**EXERCISE BRIEF**
Where a line in the listing contains the string "Итак", copy that line out.

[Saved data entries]
☆ ☆ ☆

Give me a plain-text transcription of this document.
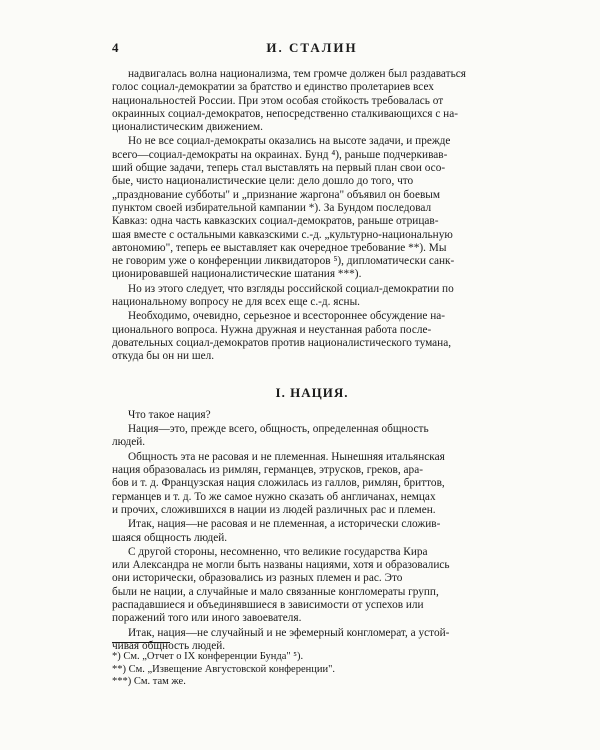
4	И. СТАЛИН
надвигалась волна национализма, тем громче должен был раздаваться
голос социал-демократии за братство и единство пролетариев всех
национальностей России. При этом особая стойкость требовалась от
окраинных социал-демократов, непосредственно сталкивающихся с на-
ционалистическим движением.
Но не все социал-демократы оказались на высоте задачи, и прежде
всего—социал-демократы на окраинах. Бунд ⁴), раньше подчеркивав-
ший общие задачи, теперь стал выставлять на первый план свои осо-
бые, чисто националистические цели: дело дошло до того, что
„празднование субботы" и „признание жаргона" объявил он боевым
пунктом своей избирательной кампании *). За Бундом последовал
Кавказ: одна часть кавказских социал-демократов, раньше отрицав-
шая вместе с остальными кавказскими с.-д. „культурно-национальную
автономию", теперь ее выставляет как очередное требование **). Мы
не говорим уже о конференции ликвидаторов ⁵), дипломатически санк-
ционировавшей националистические шатания ***).
Но из этого следует, что взгляды российской социал-демократии по
национальному вопросу не для всех еще с.-д. ясны.
Необходимо, очевидно, серьезное и всестороннее обсуждение на-
ционального вопроса. Нужна дружная и неустанная работа после-
довательных социал-демократов против националистического тумана,
откуда бы он ни шел.
I. НАЦИЯ.
Что такое нация?
Нация—это, прежде всего, общность, определенная общность
людей.
Общность эта не расовая и не племенная. Нынешняя итальянская
нация образовалась из римлян, германцев, этрусков, греков, ара-
бов и т. д. Французская нация сложилась из галлов, римлян, бриттов,
германцев и т. д. То же самое нужно сказать об англичанах, немцах
и прочих, сложившихся в нации из людей различных рас и племен.
Итак, нация—не расовая и не племенная, а исторически сложив-
шаяся общность людей.
С другой стороны, несомненно, что великие государства Кира
или Александра не могли быть названы нациями, хотя и образовались
они исторически, образовались из разных племен и рас. Это
были не нации, а случайные и мало связанные конгломераты групп,
распадавшиеся и объединявшиеся в зависимости от успехов или
поражений того или иного завоевателя.
Итак, нация—не случайный и не эфемерный конгломерат, а устой-
чивая общность людей.
*) См. „Отчет о IX конференции Бунда" ⁵).
**) См. „Извещение Августовской конференции".
***) См. там же.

☆ ☆ ☆

**EXERCISE RESPONSE**
Итак, нация—не расовая и не племенная, а исторически сложив-
Итак, нация—не случайный и не эфемерный конгломерат, а устой-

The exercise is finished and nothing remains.